Excerpted records:

.....

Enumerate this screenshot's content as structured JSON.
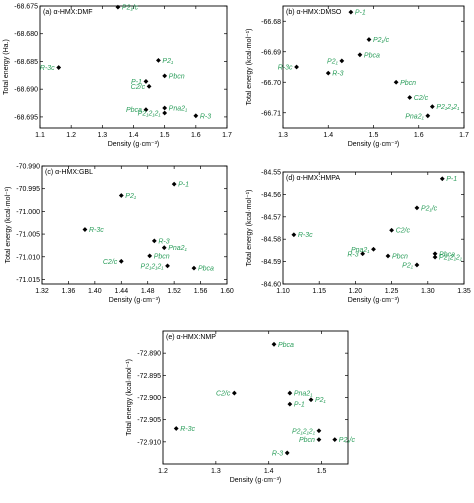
{
  "colors": {
    "point": "#000000",
    "label": "#2a9d5a",
    "axes": "#000000"
  },
  "chart_data": [
    {
      "type": "scatter",
      "title": "(a) α-HMX:DMF",
      "xlabel": "Density (g·cm⁻³)",
      "ylabel": "Total energy (Ha.)",
      "xlim": [
        1.1,
        1.7
      ],
      "ylim": [
        -68.697,
        -68.675
      ],
      "xticks": [
        "1.1",
        "1.2",
        "1.3",
        "1.4",
        "1.5",
        "1.6",
        "1.7"
      ],
      "yticks": [
        "-68.675",
        "-68.680",
        "-68.685",
        "-68.690",
        "-68.695"
      ],
      "points": [
        {
          "label": "P2₁/c",
          "x": 1.35,
          "y": -68.6752
        },
        {
          "label": "P2₁",
          "x": 1.48,
          "y": -68.6848
        },
        {
          "label": "R-3c",
          "x": 1.16,
          "y": -68.6861
        },
        {
          "label": "Pbcn",
          "x": 1.5,
          "y": -68.6876
        },
        {
          "label": "P-1",
          "x": 1.44,
          "y": -68.6886
        },
        {
          "label": "C2/c",
          "x": 1.45,
          "y": -68.6895
        },
        {
          "label": "Pna2₁",
          "x": 1.5,
          "y": -68.6934
        },
        {
          "label": "Pbca",
          "x": 1.44,
          "y": -68.6937
        },
        {
          "label": "P2₁2₁2₁",
          "x": 1.5,
          "y": -68.6943
        },
        {
          "label": "R-3",
          "x": 1.6,
          "y": -68.6948
        }
      ],
      "labels_left": [
        "R-3c",
        "P-1",
        "C2/c",
        "Pbca",
        "P2₁2₁2₁"
      ]
    },
    {
      "type": "scatter",
      "title": "(b) α-HMX:DMSO",
      "xlabel": "Density (g·cm⁻³)",
      "ylabel": "Total energy (kcal·mol⁻¹)",
      "xlim": [
        1.3,
        1.7
      ],
      "ylim": [
        -66.715,
        -66.675
      ],
      "xticks": [
        "1.3",
        "1.4",
        "1.5",
        "1.6",
        "1.7"
      ],
      "yticks": [
        "-66.68",
        "-66.69",
        "-66.70",
        "-66.71"
      ],
      "points": [
        {
          "label": "P-1",
          "x": 1.45,
          "y": -66.677
        },
        {
          "label": "P2₁/c",
          "x": 1.49,
          "y": -66.686
        },
        {
          "label": "Pbca",
          "x": 1.47,
          "y": -66.691
        },
        {
          "label": "P2₁",
          "x": 1.43,
          "y": -66.693
        },
        {
          "label": "R-3c",
          "x": 1.33,
          "y": -66.695
        },
        {
          "label": "R-3",
          "x": 1.4,
          "y": -66.697
        },
        {
          "label": "Pbcn",
          "x": 1.55,
          "y": -66.7
        },
        {
          "label": "C2/c",
          "x": 1.58,
          "y": -66.705
        },
        {
          "label": "P2₁2₁2₁",
          "x": 1.63,
          "y": -66.708
        },
        {
          "label": "Pna2₁",
          "x": 1.62,
          "y": -66.711
        }
      ],
      "labels_left": [
        "R-3c",
        "P2₁",
        "Pna2₁"
      ]
    },
    {
      "type": "scatter",
      "title": "(c) α-HMX:GBL",
      "xlabel": "Density (g·cm⁻³)",
      "ylabel": "Total energy (kcal·mol⁻¹)",
      "xlim": [
        1.32,
        1.6
      ],
      "ylim": [
        -71.016,
        -70.99
      ],
      "xticks": [
        "1.32",
        "1.36",
        "1.40",
        "1.44",
        "1.48",
        "1.52",
        "1.56",
        "1.60"
      ],
      "yticks": [
        "-70.990",
        "-70.995",
        "-71.000",
        "-71.005",
        "-71.010",
        "-71.015"
      ],
      "points": [
        {
          "label": "P-1",
          "x": 1.52,
          "y": -70.994
        },
        {
          "label": "P2₁",
          "x": 1.44,
          "y": -70.9965
        },
        {
          "label": "R-3c",
          "x": 1.385,
          "y": -71.004
        },
        {
          "label": "R-3",
          "x": 1.49,
          "y": -71.0065
        },
        {
          "label": "Pna2₁",
          "x": 1.505,
          "y": -71.008
        },
        {
          "label": "Pbcn",
          "x": 1.483,
          "y": -71.0098
        },
        {
          "label": "C2/c",
          "x": 1.44,
          "y": -71.011
        },
        {
          "label": "Pbca",
          "x": 1.55,
          "y": -71.0125
        },
        {
          "label": "P2₁2₁2₁",
          "x": 1.51,
          "y": -71.012
        }
      ],
      "labels_left": [
        "C2/c",
        "P2₁2₁2₁"
      ]
    },
    {
      "type": "scatter",
      "title": "(d) α-HMX:HMPA",
      "xlabel": "Density (g·cm⁻³)",
      "ylabel": "Total energy (kcal·mol⁻¹)",
      "xlim": [
        1.1,
        1.35
      ],
      "ylim": [
        -84.6,
        -84.55
      ],
      "xticks": [
        "1.10",
        "1.15",
        "1.20",
        "1.25",
        "1.30",
        "1.35"
      ],
      "yticks": [
        "-84.55",
        "-84.56",
        "-84.57",
        "-84.58",
        "-84.59",
        "-84.60"
      ],
      "points": [
        {
          "label": "P-1",
          "x": 1.32,
          "y": -84.553
        },
        {
          "label": "P2₁/c",
          "x": 1.285,
          "y": -84.566
        },
        {
          "label": "C2/c",
          "x": 1.25,
          "y": -84.576
        },
        {
          "label": "R-3c",
          "x": 1.115,
          "y": -84.578
        },
        {
          "label": "Pna2₁",
          "x": 1.225,
          "y": -84.5845
        },
        {
          "label": "R-3",
          "x": 1.21,
          "y": -84.5865
        },
        {
          "label": "Pbcn",
          "x": 1.245,
          "y": -84.5875
        },
        {
          "label": "Pbca",
          "x": 1.31,
          "y": -84.5865
        },
        {
          "label": "P2₁2₁2₁",
          "x": 1.31,
          "y": -84.588
        },
        {
          "label": "P2₁",
          "x": 1.285,
          "y": -84.5915
        }
      ],
      "labels_left": [
        "R-3",
        "Pna2₁",
        "P2₁"
      ]
    },
    {
      "type": "scatter",
      "title": "(e) α-HMX:NMP",
      "xlabel": "Density (g·cm⁻³)",
      "ylabel": "Total energy (kcal·mol⁻¹)",
      "xlim": [
        1.2,
        1.55
      ],
      "ylim": [
        -72.915,
        -72.885
      ],
      "xticks": [
        "1.2",
        "1.3",
        "1.4",
        "1.5"
      ],
      "yticks": [
        "-72.890",
        "-72.895",
        "-72.900",
        "-72.905",
        "-72.910"
      ],
      "points": [
        {
          "label": "Pbca",
          "x": 1.41,
          "y": -72.888
        },
        {
          "label": "C2/c",
          "x": 1.335,
          "y": -72.899
        },
        {
          "label": "Pna2₁",
          "x": 1.44,
          "y": -72.899
        },
        {
          "label": "P2₁",
          "x": 1.48,
          "y": -72.9005
        },
        {
          "label": "P-1",
          "x": 1.44,
          "y": -72.9015
        },
        {
          "label": "R-3c",
          "x": 1.225,
          "y": -72.907
        },
        {
          "label": "P2₁2₁2₁",
          "x": 1.495,
          "y": -72.9075
        },
        {
          "label": "Pbcn",
          "x": 1.495,
          "y": -72.9095
        },
        {
          "label": "P2₁/c",
          "x": 1.525,
          "y": -72.9095
        },
        {
          "label": "R-3",
          "x": 1.435,
          "y": -72.9125
        }
      ],
      "labels_left": [
        "C2/c",
        "P2₁2₁2₁",
        "Pbcn",
        "R-3"
      ]
    }
  ]
}
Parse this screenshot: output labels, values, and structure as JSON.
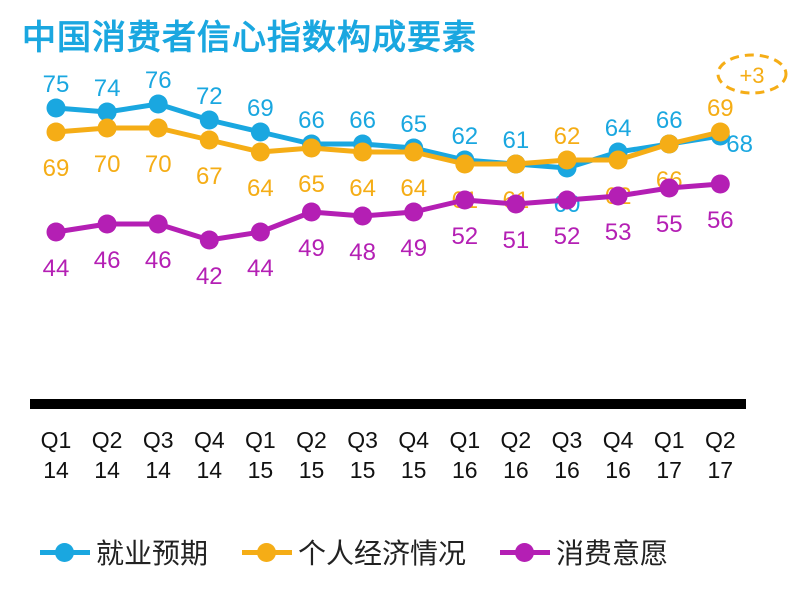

.....

Set exercise:
Output all of the entries verbatim, leaving out any images.

Output for this task:
Enumerate this screenshot's content as structured JSON.
{
  "colors": {
    "point": "#000000",
    "label": "#2a9d5a",
    "axes": "#000000"
  },
  "chart_data": [
    {
      "type": "scatter",
      "title": "(a) α-HMX:DMF",
      "xlabel": "Density (g·cm⁻³)",
      "ylabel": "Total energy (Ha.)",
      "xlim": [
        1.1,
        1.7
      ],
      "ylim": [
        -68.697,
        -68.675
      ],
      "xticks": [
        "1.1",
        "1.2",
        "1.3",
        "1.4",
        "1.5",
        "1.6",
        "1.7"
      ],
      "yticks": [
        "-68.675",
        "-68.680",
        "-68.685",
        "-68.690",
        "-68.695"
      ],
      "points": [
        {
          "label": "P2₁/c",
          "x": 1.35,
          "y": -68.6752
        },
        {
          "label": "P2₁",
          "x": 1.48,
          "y": -68.6848
        },
        {
          "label": "R-3c",
          "x": 1.16,
          "y": -68.6861
        },
        {
          "label": "Pbcn",
          "x": 1.5,
          "y": -68.6876
        },
        {
          "label": "P-1",
          "x": 1.44,
          "y": -68.6886
        },
        {
          "label": "C2/c",
          "x": 1.45,
          "y": -68.6895
        },
        {
          "label": "Pna2₁",
          "x": 1.5,
          "y": -68.6934
        },
        {
          "label": "Pbca",
          "x": 1.44,
          "y": -68.6937
        },
        {
          "label": "P2₁2₁2₁",
          "x": 1.5,
          "y": -68.6943
        },
        {
          "label": "R-3",
          "x": 1.6,
          "y": -68.6948
        }
      ],
      "labels_left": [
        "R-3c",
        "P-1",
        "C2/c",
        "Pbca",
        "P2₁2₁2₁"
      ]
    },
    {
      "type": "scatter",
      "title": "(b) α-HMX:DMSO",
      "xlabel": "Density (g·cm⁻³)",
      "ylabel": "Total energy (kcal·mol⁻¹)",
      "xlim": [
        1.3,
        1.7
      ],
      "ylim": [
        -66.715,
        -66.675
      ],
      "xticks": [
        "1.3",
        "1.4",
        "1.5",
        "1.6",
        "1.7"
      ],
      "yticks": [
        "-66.68",
        "-66.69",
        "-66.70",
        "-66.71"
      ],
      "points": [
        {
          "label": "P-1",
          "x": 1.45,
          "y": -66.677
        },
        {
          "label": "P2₁/c",
          "x": 1.49,
          "y": -66.686
        },
        {
          "label": "Pbca",
          "x": 1.47,
          "y": -66.691
        },
        {
          "label": "P2₁",
          "x": 1.43,
          "y": -66.693
        },
        {
          "label": "R-3c",
          "x": 1.33,
          "y": -66.695
        },
        {
          "label": "R-3",
          "x": 1.4,
          "y": -66.697
        },
        {
          "label": "Pbcn",
          "x": 1.55,
          "y": -66.7
        },
        {
          "label": "C2/c",
          "x": 1.58,
          "y": -66.705
        },
        {
          "label": "P2₁2₁2₁",
          "x": 1.63,
          "y": -66.708
        },
        {
          "label": "Pna2₁",
          "x": 1.62,
          "y": -66.711
        }
      ],
      "labels_left": [
        "R-3c",
        "P2₁",
        "Pna2₁"
      ]
    },
    {
      "type": "scatter",
      "title": "(c) α-HMX:GBL",
      "xlabel": "Density (g·cm⁻³)",
      "ylabel": "Total energy (kcal·mol⁻¹)",
      "xlim": [
        1.32,
        1.6
      ],
      "ylim": [
        -71.016,
        -70.99
      ],
      "xticks": [
        "1.32",
        "1.36",
        "1.40",
        "1.44",
        "1.48",
        "1.52",
        "1.56",
        "1.60"
      ],
      "yticks": [
        "-70.990",
        "-70.995",
        "-71.000",
        "-71.005",
        "-71.010",
        "-71.015"
      ],
      "points": [
        {
          "label": "P-1",
          "x": 1.52,
          "y": -70.994
        },
        {
          "label": "P2₁",
          "x": 1.44,
          "y": -70.9965
        },
        {
          "label": "R-3c",
          "x": 1.385,
          "y": -71.004
        },
        {
          "label": "R-3",
          "x": 1.49,
          "y": -71.0065
        },
        {
          "label": "Pna2₁",
          "x": 1.505,
          "y": -71.008
        },
        {
          "label": "Pbcn",
          "x": 1.483,
          "y": -71.0098
        },
        {
          "label": "C2/c",
          "x": 1.44,
          "y": -71.011
        },
        {
          "label": "Pbca",
          "x": 1.55,
          "y": -71.0125
        },
        {
          "label": "P2₁2₁2₁",
          "x": 1.51,
          "y": -71.012
        }
      ],
      "labels_left": [
        "C2/c",
        "P2₁2₁2₁"
      ]
    },
    {
      "type": "scatter",
      "title": "(d) α-HMX:HMPA",
      "xlabel": "Density (g·cm⁻³)",
      "ylabel": "Total energy (kcal·mol⁻¹)",
      "xlim": [
        1.1,
        1.35
      ],
      "ylim": [
        -84.6,
        -84.55
      ],
      "xticks": [
        "1.10",
        "1.15",
        "1.20",
        "1.25",
        "1.30",
        "1.35"
      ],
      "yticks": [
        "-84.55",
        "-84.56",
        "-84.57",
        "-84.58",
        "-84.59",
        "-84.60"
      ],
      "points": [
        {
          "label": "P-1",
          "x": 1.32,
          "y": -84.553
        },
        {
          "label": "P2₁/c",
          "x": 1.285,
          "y": -84.566
        },
        {
          "label": "C2/c",
          "x": 1.25,
          "y": -84.576
        },
        {
          "label": "R-3c",
          "x": 1.115,
          "y": -84.578
        },
        {
          "label": "Pna2₁",
          "x": 1.225,
          "y": -84.5845
        },
        {
          "label": "R-3",
          "x": 1.21,
          "y": -84.5865
        },
        {
          "label": "Pbcn",
          "x": 1.245,
          "y": -84.5875
        },
        {
          "label": "Pbca",
          "x": 1.31,
          "y": -84.5865
        },
        {
          "label": "P2₁2₁2₁",
          "x": 1.31,
          "y": -84.588
        },
        {
          "label": "P2₁",
          "x": 1.285,
          "y": -84.5915
        }
      ],
      "labels_left": [
        "R-3",
        "Pna2₁",
        "P2₁"
      ]
    },
    {
      "type": "scatter",
      "title": "(e) α-HMX:NMP",
      "xlabel": "Density (g·cm⁻³)",
      "ylabel": "Total energy (kcal·mol⁻¹)",
      "xlim": [
        1.2,
        1.55
      ],
      "ylim": [
        -72.915,
        -72.885
      ],
      "xticks": [
        "1.2",
        "1.3",
        "1.4",
        "1.5"
      ],
      "yticks": [
        "-72.890",
        "-72.895",
        "-72.900",
        "-72.905",
        "-72.910"
      ],
      "points": [
        {
          "label": "Pbca",
          "x": 1.41,
          "y": -72.888
        },
        {
          "label": "C2/c",
          "x": 1.335,
          "y": -72.899
        },
        {
          "label": "Pna2₁",
          "x": 1.44,
          "y": -72.899
        },
        {
          "label": "P2₁",
          "x": 1.48,
          "y": -72.9005
        },
        {
          "label": "P-1",
          "x": 1.44,
          "y": -72.9015
        },
        {
          "label": "R-3c",
          "x": 1.225,
          "y": -72.907
        },
        {
          "label": "P2₁2₁2₁",
          "x": 1.495,
          "y": -72.9075
        },
        {
          "label": "Pbcn",
          "x": 1.495,
          "y": -72.9095
        },
        {
          "label": "P2₁/c",
          "x": 1.525,
          "y": -72.9095
        },
        {
          "label": "R-3",
          "x": 1.435,
          "y": -72.9125
        }
      ],
      "labels_left": [
        "C2/c",
        "P2₁2₁2₁",
        "Pbcn",
        "R-3"
      ]
    }
  ]
}
Parse this screenshot: output labels, values, and structure as JSON.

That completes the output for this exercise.